Go through the entries below and pick out every line with "name".

* Task data *
★ ★ ★ ★ ★

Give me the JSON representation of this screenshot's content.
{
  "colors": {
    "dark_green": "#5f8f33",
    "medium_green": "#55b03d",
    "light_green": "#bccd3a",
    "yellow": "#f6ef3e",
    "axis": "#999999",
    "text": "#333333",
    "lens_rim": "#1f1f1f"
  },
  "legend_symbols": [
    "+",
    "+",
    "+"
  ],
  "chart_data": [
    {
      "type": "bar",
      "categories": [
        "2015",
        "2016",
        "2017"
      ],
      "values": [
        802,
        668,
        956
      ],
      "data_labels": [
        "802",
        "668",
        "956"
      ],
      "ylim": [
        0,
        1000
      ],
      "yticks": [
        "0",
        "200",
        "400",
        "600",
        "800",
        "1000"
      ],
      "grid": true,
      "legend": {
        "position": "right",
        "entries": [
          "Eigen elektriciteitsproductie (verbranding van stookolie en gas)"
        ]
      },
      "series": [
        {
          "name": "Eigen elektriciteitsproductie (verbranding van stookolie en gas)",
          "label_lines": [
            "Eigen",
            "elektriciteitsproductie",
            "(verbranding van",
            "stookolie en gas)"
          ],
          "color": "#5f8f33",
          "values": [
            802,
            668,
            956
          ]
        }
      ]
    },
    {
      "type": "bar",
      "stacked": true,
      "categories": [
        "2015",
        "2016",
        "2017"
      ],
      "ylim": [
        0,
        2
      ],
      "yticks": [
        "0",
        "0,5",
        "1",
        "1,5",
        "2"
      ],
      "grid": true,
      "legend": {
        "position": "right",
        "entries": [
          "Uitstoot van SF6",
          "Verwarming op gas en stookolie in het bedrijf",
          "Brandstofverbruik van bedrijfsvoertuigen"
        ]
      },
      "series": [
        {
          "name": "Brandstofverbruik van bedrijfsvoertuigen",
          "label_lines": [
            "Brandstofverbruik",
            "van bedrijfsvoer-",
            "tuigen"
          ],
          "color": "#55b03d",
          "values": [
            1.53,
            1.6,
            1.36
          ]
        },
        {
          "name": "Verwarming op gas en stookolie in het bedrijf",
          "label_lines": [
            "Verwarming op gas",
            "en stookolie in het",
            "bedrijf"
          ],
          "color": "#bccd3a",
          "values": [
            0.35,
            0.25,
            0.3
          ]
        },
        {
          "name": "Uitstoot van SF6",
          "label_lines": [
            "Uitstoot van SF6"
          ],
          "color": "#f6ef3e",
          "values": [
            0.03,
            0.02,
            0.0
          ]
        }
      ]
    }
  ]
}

★ ★ ★ ★ ★

* Written response *
          "name": "Eigen elektriciteitsproductie (verbranding van stookolie en gas)",
          "name": "Brandstofverbruik van bedrijfsvoertuigen",
          "name": "Verwarming op gas en stookolie in het bedrijf",
          "name": "Uitstoot van SF6",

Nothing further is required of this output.